── Task data

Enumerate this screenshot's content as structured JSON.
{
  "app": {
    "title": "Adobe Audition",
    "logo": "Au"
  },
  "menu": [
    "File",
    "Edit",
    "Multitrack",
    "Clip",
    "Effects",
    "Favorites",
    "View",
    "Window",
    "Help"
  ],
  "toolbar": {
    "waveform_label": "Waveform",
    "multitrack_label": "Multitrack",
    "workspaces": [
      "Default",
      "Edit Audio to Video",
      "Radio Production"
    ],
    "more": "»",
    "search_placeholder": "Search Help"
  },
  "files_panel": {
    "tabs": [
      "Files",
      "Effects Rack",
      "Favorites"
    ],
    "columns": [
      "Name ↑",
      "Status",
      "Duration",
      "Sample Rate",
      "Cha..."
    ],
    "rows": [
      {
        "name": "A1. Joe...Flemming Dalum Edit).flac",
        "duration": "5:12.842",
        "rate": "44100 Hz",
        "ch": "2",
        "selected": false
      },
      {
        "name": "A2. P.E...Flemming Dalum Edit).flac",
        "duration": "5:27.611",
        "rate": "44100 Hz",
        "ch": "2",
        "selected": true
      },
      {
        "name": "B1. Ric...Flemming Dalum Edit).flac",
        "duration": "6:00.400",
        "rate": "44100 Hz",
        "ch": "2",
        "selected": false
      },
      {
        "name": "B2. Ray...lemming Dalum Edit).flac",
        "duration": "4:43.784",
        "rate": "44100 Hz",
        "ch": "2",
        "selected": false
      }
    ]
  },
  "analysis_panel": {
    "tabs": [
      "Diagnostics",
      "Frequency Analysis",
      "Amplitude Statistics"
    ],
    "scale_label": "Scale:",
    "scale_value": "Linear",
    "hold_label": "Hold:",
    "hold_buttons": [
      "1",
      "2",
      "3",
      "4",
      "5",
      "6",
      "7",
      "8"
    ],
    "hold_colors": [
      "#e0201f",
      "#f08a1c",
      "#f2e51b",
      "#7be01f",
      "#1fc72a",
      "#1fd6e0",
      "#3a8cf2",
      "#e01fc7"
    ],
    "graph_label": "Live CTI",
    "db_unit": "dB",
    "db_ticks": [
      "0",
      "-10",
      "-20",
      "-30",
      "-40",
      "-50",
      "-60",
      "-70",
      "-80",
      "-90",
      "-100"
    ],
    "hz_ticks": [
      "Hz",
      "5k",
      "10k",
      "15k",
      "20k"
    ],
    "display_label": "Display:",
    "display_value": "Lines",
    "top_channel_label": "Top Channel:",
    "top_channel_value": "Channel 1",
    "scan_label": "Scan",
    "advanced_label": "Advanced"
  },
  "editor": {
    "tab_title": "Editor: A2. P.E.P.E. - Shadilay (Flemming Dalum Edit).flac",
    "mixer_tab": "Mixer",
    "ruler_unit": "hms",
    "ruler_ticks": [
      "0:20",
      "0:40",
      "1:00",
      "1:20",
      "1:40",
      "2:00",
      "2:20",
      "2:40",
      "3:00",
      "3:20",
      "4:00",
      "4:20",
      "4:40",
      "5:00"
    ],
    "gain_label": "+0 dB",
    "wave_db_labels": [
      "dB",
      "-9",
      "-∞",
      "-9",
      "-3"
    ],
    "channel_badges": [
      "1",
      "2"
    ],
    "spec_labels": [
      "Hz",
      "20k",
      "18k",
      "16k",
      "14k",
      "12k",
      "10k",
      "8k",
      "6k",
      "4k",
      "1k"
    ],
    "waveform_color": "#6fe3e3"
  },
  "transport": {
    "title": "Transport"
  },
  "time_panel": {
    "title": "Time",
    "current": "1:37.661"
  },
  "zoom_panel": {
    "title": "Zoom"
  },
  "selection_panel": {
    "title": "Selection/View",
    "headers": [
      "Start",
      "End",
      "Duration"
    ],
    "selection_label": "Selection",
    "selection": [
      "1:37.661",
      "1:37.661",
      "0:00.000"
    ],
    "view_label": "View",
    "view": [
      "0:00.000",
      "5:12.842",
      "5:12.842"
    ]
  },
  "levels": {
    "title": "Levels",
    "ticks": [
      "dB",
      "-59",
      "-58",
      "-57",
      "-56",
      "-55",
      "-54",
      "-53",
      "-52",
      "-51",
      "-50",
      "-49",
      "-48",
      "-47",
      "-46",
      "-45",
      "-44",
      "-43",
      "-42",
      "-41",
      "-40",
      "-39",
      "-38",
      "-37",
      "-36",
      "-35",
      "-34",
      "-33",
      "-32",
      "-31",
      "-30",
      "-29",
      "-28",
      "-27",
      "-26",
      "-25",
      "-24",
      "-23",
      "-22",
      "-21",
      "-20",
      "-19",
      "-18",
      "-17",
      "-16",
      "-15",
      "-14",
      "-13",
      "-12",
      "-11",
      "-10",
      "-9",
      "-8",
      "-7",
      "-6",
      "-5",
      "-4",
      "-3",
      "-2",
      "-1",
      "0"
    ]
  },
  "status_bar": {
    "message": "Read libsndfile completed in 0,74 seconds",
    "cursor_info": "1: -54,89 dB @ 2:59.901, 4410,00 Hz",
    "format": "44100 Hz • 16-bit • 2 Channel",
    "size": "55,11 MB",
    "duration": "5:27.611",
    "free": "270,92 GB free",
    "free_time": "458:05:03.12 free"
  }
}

────

Exercise goal: Please return the data above exactly as given.

Written answer:
Enumerate this screenshot's content as structured JSON.
{
  "app": {
    "title": "Adobe Audition",
    "logo": "Au"
  },
  "menu": [
    "File",
    "Edit",
    "Multitrack",
    "Clip",
    "Effects",
    "Favorites",
    "View",
    "Window",
    "Help"
  ],
  "toolbar": {
    "waveform_label": "Waveform",
    "multitrack_label": "Multitrack",
    "workspaces": [
      "Default",
      "Edit Audio to Video",
      "Radio Production"
    ],
    "more": "»",
    "search_placeholder": "Search Help"
  },
  "files_panel": {
    "tabs": [
      "Files",
      "Effects Rack",
      "Favorites"
    ],
    "columns": [
      "Name ↑",
      "Status",
      "Duration",
      "Sample Rate",
      "Cha..."
    ],
    "rows": [
      {
        "name": "A1. Joe...Flemming Dalum Edit).flac",
        "duration": "5:12.842",
        "rate": "44100 Hz",
        "ch": "2",
        "selected": false
      },
      {
        "name": "A2. P.E...Flemming Dalum Edit).flac",
        "duration": "5:27.611",
        "rate": "44100 Hz",
        "ch": "2",
        "selected": true
      },
      {
        "name": "B1. Ric...Flemming Dalum Edit).flac",
        "duration": "6:00.400",
        "rate": "44100 Hz",
        "ch": "2",
        "selected": false
      },
      {
        "name": "B2. Ray...lemming Dalum Edit).flac",
        "duration": "4:43.784",
        "rate": "44100 Hz",
        "ch": "2",
        "selected": false
      }
    ]
  },
  "analysis_panel": {
    "tabs": [
      "Diagnostics",
      "Frequency Analysis",
      "Amplitude Statistics"
    ],
    "scale_label": "Scale:",
    "scale_value": "Linear",
    "hold_label": "Hold:",
    "hold_buttons": [
      "1",
      "2",
      "3",
      "4",
      "5",
      "6",
      "7",
      "8"
    ],
    "hold_colors": [
      "#e0201f",
      "#f08a1c",
      "#f2e51b",
      "#7be01f",
      "#1fc72a",
      "#1fd6e0",
      "#3a8cf2",
      "#e01fc7"
    ],
    "graph_label": "Live CTI",
    "db_unit": "dB",
    "db_ticks": [
      "0",
      "-10",
      "-20",
      "-30",
      "-40",
      "-50",
      "-60",
      "-70",
      "-80",
      "-90",
      "-100"
    ],
    "hz_ticks": [
      "Hz",
      "5k",
      "10k",
      "15k",
      "20k"
    ],
    "display_label": "Display:",
    "display_value": "Lines",
    "top_channel_label": "Top Channel:",
    "top_channel_value": "Channel 1",
    "scan_label": "Scan",
    "advanced_label": "Advanced"
  },
  "editor": {
    "tab_title": "Editor: A2. P.E.P.E. - Shadilay (Flemming Dalum Edit).flac",
    "mixer_tab": "Mixer",
    "ruler_unit": "hms",
    "ruler_ticks": [
      "0:20",
      "0:40",
      "1:00",
      "1:20",
      "1:40",
      "2:00",
      "2:20",
      "2:40",
      "3:00",
      "3:20",
      "4:00",
      "4:20",
      "4:40",
      "5:00"
    ],
    "gain_label": "+0 dB",
    "wave_db_labels": [
      "dB",
      "-9",
      "-∞",
      "-9",
      "-3"
    ],
    "channel_badges": [
      "1",
      "2"
    ],
    "spec_labels": [
      "Hz",
      "20k",
      "18k",
      "16k",
      "14k",
      "12k",
      "10k",
      "8k",
      "6k",
      "4k",
      "1k"
    ],
    "waveform_color": "#6fe3e3"
  },
  "transport": {
    "title": "Transport"
  },
  "time_panel": {
    "title": "Time",
    "current": "1:37.661"
  },
  "zoom_panel": {
    "title": "Zoom"
  },
  "selection_panel": {
    "title": "Selection/View",
    "headers": [
      "Start",
      "End",
      "Duration"
    ],
    "selection_label": "Selection",
    "selection": [
      "1:37.661",
      "1:37.661",
      "0:00.000"
    ],
    "view_label": "View",
    "view": [
      "0:00.000",
      "5:12.842",
      "5:12.842"
    ]
  },
  "levels": {
    "title": "Levels",
    "ticks": [
      "dB",
      "-59",
      "-58",
      "-57",
      "-56",
      "-55",
      "-54",
      "-53",
      "-52",
      "-51",
      "-50",
      "-49",
      "-48",
      "-47",
      "-46",
      "-45",
      "-44",
      "-43",
      "-42",
      "-41",
      "-40",
      "-39",
      "-38",
      "-37",
      "-36",
      "-35",
      "-34",
      "-33",
      "-32",
      "-31",
      "-30",
      "-29",
      "-28",
      "-27",
      "-26",
      "-25",
      "-24",
      "-23",
      "-22",
      "-21",
      "-20",
      "-19",
      "-18",
      "-17",
      "-16",
      "-15",
      "-14",
      "-13",
      "-12",
      "-11",
      "-10",
      "-9",
      "-8",
      "-7",
      "-6",
      "-5",
      "-4",
      "-3",
      "-2",
      "-1",
      "0"
    ]
  },
  "status_bar": {
    "message": "Read libsndfile completed in 0,74 seconds",
    "cursor_info": "1: -54,89 dB @ 2:59.901, 4410,00 Hz",
    "format": "44100 Hz • 16-bit • 2 Channel",
    "size": "55,11 MB",
    "duration": "5:27.611",
    "free": "270,92 GB free",
    "free_time": "458:05:03.12 free"
  }
}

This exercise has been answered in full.